#### Information given

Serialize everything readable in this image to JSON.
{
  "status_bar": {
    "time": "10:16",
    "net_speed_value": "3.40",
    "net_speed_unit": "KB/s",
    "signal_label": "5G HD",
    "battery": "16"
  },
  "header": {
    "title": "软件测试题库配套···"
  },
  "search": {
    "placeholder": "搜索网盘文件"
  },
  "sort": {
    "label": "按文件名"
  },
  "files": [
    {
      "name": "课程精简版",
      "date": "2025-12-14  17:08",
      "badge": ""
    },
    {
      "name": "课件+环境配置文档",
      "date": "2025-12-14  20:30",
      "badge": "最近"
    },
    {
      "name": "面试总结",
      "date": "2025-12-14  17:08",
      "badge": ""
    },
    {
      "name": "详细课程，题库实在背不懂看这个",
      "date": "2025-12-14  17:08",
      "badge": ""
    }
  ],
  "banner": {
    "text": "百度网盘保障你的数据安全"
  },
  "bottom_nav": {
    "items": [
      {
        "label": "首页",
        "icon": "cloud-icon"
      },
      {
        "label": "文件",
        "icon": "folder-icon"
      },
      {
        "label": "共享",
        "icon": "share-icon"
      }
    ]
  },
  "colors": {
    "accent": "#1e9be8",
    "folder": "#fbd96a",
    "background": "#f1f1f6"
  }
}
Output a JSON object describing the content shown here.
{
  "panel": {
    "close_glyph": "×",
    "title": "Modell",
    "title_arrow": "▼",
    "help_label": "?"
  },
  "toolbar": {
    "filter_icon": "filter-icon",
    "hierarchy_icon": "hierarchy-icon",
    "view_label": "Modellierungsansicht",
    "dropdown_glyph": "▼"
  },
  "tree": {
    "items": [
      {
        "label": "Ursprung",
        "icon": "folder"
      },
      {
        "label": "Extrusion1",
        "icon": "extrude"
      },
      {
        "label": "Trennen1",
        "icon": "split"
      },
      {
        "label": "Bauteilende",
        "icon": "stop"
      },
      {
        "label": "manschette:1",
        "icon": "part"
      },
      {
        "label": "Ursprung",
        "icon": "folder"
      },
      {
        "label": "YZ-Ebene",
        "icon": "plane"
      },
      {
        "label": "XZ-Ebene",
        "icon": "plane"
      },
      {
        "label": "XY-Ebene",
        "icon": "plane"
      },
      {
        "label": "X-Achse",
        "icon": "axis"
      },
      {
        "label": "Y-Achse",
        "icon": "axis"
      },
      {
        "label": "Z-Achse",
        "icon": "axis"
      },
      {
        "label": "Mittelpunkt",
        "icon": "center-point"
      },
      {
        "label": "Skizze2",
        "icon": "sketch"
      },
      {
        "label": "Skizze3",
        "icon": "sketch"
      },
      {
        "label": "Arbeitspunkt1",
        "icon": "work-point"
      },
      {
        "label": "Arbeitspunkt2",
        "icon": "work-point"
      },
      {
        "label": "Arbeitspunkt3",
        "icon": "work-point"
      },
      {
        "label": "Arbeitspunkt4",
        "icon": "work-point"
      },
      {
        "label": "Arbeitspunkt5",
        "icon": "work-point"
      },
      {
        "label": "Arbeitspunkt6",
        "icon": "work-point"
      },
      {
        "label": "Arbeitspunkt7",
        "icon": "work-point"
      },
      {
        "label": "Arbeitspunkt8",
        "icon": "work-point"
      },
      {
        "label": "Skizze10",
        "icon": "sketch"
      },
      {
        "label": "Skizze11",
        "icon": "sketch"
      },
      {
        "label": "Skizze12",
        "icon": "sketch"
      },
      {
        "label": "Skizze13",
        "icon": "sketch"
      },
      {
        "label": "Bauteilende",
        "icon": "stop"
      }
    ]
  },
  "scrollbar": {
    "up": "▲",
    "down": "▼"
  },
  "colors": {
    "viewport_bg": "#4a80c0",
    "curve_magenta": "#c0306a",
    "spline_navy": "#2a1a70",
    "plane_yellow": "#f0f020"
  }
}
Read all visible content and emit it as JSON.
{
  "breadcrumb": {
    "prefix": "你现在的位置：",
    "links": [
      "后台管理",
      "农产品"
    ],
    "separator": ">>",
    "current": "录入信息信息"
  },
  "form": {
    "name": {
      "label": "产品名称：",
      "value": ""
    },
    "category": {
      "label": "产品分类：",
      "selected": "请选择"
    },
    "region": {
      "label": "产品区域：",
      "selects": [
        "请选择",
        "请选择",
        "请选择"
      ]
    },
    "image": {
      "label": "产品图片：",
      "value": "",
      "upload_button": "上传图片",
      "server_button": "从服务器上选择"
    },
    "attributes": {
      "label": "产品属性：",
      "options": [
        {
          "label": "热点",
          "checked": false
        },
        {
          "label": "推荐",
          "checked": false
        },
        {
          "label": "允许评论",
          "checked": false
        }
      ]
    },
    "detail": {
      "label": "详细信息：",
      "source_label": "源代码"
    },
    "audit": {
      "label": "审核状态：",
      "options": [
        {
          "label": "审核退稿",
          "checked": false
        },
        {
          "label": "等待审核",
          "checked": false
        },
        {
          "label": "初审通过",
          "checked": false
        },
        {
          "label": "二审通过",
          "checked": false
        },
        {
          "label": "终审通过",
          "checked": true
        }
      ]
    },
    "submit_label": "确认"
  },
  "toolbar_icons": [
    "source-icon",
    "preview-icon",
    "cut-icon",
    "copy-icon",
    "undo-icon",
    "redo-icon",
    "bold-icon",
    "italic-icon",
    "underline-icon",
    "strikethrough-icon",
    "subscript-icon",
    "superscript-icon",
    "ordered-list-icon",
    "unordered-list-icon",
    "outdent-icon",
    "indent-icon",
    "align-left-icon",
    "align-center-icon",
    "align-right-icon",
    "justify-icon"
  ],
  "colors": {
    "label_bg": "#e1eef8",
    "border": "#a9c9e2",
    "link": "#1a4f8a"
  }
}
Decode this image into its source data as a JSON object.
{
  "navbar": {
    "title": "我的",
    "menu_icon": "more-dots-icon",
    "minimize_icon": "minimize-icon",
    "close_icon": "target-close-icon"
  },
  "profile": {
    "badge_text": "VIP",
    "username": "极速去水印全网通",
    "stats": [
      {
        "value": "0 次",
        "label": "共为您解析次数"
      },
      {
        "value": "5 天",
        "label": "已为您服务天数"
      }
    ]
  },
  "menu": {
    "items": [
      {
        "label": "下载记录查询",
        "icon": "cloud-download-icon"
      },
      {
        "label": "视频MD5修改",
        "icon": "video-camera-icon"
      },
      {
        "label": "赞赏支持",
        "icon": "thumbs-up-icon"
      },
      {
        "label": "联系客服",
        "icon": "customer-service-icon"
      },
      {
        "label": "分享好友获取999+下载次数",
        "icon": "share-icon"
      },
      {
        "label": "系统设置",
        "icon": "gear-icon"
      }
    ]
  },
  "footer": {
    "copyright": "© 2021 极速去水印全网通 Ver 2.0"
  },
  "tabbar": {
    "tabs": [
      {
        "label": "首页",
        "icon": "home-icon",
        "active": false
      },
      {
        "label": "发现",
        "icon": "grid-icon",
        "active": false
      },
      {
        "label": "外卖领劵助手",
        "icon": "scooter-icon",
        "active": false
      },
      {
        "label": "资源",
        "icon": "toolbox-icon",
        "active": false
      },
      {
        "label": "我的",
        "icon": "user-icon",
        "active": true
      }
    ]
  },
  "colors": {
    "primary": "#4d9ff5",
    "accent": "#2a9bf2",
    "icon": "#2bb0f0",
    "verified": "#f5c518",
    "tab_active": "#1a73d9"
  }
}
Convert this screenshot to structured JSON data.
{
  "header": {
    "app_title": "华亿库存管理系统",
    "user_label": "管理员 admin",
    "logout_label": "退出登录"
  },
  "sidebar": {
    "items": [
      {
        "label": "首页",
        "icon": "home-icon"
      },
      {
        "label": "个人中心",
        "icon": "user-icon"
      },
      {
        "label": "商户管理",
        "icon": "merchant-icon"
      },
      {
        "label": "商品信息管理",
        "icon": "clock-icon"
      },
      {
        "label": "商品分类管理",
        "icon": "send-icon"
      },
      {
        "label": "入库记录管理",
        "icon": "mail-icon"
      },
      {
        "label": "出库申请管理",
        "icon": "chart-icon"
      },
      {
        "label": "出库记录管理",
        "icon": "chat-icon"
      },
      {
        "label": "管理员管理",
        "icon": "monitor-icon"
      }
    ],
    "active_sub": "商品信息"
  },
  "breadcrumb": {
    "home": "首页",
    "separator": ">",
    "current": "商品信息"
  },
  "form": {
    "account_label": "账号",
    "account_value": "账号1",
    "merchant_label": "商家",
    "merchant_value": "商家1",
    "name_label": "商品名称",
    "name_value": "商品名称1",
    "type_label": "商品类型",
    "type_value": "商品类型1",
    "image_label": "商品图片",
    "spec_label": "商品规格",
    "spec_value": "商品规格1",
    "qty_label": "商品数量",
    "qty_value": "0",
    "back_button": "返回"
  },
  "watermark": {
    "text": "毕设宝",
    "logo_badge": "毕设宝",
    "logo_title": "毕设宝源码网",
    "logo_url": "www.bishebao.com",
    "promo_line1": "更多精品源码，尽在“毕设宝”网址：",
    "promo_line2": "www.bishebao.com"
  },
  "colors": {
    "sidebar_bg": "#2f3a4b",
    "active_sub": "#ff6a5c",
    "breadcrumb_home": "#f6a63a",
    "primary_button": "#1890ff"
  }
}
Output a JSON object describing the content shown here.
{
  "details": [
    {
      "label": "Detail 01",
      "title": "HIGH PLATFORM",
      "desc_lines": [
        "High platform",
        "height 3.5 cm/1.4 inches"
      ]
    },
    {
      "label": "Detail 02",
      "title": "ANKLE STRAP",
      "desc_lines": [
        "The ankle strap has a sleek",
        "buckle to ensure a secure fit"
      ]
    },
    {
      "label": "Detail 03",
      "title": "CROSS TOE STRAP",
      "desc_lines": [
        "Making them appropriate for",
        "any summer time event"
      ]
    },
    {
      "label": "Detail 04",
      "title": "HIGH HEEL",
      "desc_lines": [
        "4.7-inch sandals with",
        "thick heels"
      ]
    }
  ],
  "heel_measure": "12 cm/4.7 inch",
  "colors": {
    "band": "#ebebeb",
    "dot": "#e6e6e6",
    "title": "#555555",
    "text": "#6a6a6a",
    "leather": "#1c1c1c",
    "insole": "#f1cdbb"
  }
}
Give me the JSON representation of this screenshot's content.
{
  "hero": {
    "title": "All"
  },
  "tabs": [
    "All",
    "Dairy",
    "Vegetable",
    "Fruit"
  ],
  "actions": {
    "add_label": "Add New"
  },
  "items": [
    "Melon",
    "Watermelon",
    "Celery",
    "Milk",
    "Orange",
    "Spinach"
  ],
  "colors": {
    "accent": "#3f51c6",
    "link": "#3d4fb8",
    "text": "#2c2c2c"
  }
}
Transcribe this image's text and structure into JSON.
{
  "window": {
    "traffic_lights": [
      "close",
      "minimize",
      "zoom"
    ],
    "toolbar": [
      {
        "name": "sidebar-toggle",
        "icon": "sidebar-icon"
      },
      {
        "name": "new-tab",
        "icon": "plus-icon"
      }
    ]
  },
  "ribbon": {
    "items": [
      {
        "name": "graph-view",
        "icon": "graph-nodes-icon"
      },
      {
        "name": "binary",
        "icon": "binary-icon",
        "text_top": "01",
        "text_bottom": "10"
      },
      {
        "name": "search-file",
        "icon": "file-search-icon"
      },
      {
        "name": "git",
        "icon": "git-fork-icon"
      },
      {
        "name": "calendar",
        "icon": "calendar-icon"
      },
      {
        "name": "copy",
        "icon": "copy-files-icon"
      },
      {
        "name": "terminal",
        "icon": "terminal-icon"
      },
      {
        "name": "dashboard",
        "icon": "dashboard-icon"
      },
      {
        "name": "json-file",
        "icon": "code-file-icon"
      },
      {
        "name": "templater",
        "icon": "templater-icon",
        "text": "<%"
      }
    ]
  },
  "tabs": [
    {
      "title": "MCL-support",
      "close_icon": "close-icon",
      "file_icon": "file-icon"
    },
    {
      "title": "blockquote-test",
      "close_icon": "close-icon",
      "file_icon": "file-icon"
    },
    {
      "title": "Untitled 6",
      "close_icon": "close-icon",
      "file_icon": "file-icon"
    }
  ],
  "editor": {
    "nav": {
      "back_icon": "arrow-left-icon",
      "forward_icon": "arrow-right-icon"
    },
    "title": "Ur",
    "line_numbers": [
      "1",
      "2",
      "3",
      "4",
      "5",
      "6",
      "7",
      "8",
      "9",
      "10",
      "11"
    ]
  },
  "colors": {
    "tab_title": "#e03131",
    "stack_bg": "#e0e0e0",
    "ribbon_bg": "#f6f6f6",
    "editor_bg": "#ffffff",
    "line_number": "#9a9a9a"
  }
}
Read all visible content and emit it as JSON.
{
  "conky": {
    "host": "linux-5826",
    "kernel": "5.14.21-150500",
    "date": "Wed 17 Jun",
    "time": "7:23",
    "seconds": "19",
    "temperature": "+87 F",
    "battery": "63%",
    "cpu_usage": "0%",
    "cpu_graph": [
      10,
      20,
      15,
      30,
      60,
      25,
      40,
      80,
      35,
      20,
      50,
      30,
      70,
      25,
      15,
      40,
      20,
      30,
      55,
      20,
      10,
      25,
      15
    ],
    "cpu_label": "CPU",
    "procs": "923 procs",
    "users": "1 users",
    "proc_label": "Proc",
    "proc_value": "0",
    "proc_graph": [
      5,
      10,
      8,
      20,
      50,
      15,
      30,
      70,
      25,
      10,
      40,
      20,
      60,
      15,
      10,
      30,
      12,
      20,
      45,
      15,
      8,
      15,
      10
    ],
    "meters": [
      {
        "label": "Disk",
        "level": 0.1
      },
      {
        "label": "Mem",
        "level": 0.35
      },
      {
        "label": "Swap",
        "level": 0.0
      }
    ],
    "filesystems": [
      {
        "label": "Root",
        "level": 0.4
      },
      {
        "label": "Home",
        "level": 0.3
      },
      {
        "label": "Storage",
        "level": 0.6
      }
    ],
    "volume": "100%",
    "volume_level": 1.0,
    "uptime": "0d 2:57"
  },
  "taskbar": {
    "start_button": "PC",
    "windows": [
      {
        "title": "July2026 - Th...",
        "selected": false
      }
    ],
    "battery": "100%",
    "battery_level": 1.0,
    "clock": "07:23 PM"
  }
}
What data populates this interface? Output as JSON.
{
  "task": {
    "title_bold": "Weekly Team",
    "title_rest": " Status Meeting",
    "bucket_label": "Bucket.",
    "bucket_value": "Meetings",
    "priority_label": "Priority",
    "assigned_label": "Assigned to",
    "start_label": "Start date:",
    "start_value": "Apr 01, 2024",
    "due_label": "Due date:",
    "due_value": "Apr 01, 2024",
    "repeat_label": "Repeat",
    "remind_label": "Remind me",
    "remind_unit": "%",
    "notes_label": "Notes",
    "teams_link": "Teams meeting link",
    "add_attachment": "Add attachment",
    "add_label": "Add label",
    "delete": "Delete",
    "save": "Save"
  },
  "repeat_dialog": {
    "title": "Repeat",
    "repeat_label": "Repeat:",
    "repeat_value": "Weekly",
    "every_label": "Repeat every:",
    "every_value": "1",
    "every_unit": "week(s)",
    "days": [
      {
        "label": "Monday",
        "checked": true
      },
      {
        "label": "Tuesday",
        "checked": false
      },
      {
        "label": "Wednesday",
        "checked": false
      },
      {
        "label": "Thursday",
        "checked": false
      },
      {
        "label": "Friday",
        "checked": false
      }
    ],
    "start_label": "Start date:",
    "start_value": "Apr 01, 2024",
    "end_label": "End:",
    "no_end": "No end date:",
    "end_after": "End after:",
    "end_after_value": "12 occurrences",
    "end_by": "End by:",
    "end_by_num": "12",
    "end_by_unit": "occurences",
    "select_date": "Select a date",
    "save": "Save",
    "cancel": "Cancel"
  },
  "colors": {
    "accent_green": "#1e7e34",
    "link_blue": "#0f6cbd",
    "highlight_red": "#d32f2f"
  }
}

########

What is being asked:
All lines holding the word "data" should be picked out and copied.

Response to this task:
Decode this image into its source data as a JSON object.
Convert this screenshot to structured JSON data.
What data populates this interface? Output as JSON.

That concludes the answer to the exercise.